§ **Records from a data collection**
━━━

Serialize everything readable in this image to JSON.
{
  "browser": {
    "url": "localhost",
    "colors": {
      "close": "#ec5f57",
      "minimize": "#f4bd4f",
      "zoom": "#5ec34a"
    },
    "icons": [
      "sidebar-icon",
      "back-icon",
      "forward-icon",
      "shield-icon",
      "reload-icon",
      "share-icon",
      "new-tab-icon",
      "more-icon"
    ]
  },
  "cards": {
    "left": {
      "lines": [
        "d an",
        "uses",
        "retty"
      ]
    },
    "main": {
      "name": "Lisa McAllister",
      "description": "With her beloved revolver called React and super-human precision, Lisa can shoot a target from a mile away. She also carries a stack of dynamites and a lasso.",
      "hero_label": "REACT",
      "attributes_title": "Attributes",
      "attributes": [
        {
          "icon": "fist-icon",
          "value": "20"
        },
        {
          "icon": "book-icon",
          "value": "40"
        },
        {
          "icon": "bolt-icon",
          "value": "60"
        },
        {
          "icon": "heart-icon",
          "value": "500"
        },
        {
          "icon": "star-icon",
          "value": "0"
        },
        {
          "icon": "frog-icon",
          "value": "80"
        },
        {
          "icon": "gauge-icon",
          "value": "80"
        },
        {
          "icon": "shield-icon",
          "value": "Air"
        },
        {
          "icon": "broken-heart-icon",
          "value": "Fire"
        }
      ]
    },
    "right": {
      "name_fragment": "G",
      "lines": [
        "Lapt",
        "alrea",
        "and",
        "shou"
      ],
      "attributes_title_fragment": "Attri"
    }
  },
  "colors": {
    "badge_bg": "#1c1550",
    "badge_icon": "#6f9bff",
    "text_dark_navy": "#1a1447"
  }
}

━━━

§ **STATED PROBLEM**
Pull out every line in the material above where "Lisa" occurs.

§ **ANSWER TO THIS PROBLEM**
      "name": "Lisa McAllister",
      "description": "With her beloved revolver called React and super-human precision, Lisa can shoot a target from a mile away. She also carries a stack of dynamites and a lasso.",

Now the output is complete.